Task objective ->
Set down each entry exactly as given; pictures should not appear in the copy.

Supplied records ->

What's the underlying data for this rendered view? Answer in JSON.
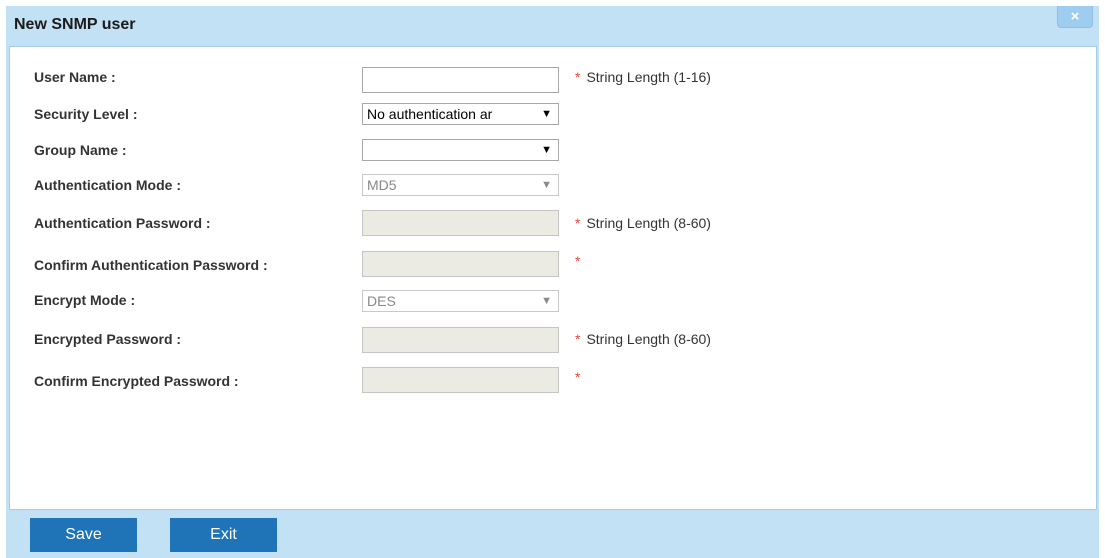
{
  "dialog": {
    "title": "New SNMP user",
    "close_label": "×"
  },
  "form": {
    "user_name": {
      "label": "User Name :",
      "value": "",
      "hint": "String Length (1-16)",
      "required": "*"
    },
    "security_level": {
      "label": "Security Level :",
      "value": "No authentication ar"
    },
    "group_name": {
      "label": "Group Name :",
      "value": ""
    },
    "auth_mode": {
      "label": "Authentication Mode :",
      "value": "MD5"
    },
    "auth_password": {
      "label": "Authentication Password :",
      "value": "",
      "hint": "String Length (8-60)",
      "required": "*"
    },
    "confirm_auth_password": {
      "label": "Confirm Authentication Password :",
      "value": "",
      "required": "*"
    },
    "encrypt_mode": {
      "label": "Encrypt Mode :",
      "value": "DES"
    },
    "encrypted_password": {
      "label": "Encrypted Password :",
      "value": "",
      "hint": "String Length (8-60)",
      "required": "*"
    },
    "confirm_encrypted_password": {
      "label": "Confirm Encrypted Password :",
      "value": "",
      "required": "*"
    }
  },
  "footer": {
    "save_label": "Save",
    "exit_label": "Exit"
  },
  "icons": {
    "dropdown": "chevron-down-icon",
    "close": "close-icon"
  },
  "colors": {
    "titlebar": "#c3e1f5",
    "button": "#1f73b7",
    "required_star": "#e3453a",
    "disabled_field": "#ebebe4"
  }
}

Solved exercise ->
What's the underlying data for this rendered view? Answer in JSON.
{
  "dialog": {
    "title": "New SNMP user",
    "close_label": "×"
  },
  "form": {
    "user_name": {
      "label": "User Name :",
      "value": "",
      "hint": "String Length (1-16)",
      "required": "*"
    },
    "security_level": {
      "label": "Security Level :",
      "value": "No authentication ar"
    },
    "group_name": {
      "label": "Group Name :",
      "value": ""
    },
    "auth_mode": {
      "label": "Authentication Mode :",
      "value": "MD5"
    },
    "auth_password": {
      "label": "Authentication Password :",
      "value": "",
      "hint": "String Length (8-60)",
      "required": "*"
    },
    "confirm_auth_password": {
      "label": "Confirm Authentication Password :",
      "value": "",
      "required": "*"
    },
    "encrypt_mode": {
      "label": "Encrypt Mode :",
      "value": "DES"
    },
    "encrypted_password": {
      "label": "Encrypted Password :",
      "value": "",
      "hint": "String Length (8-60)",
      "required": "*"
    },
    "confirm_encrypted_password": {
      "label": "Confirm Encrypted Password :",
      "value": "",
      "required": "*"
    }
  },
  "footer": {
    "save_label": "Save",
    "exit_label": "Exit"
  },
  "icons": {
    "dropdown": "chevron-down-icon",
    "close": "close-icon"
  },
  "colors": {
    "titlebar": "#c3e1f5",
    "button": "#1f73b7",
    "required_star": "#e3453a",
    "disabled_field": "#ebebe4"
  }
}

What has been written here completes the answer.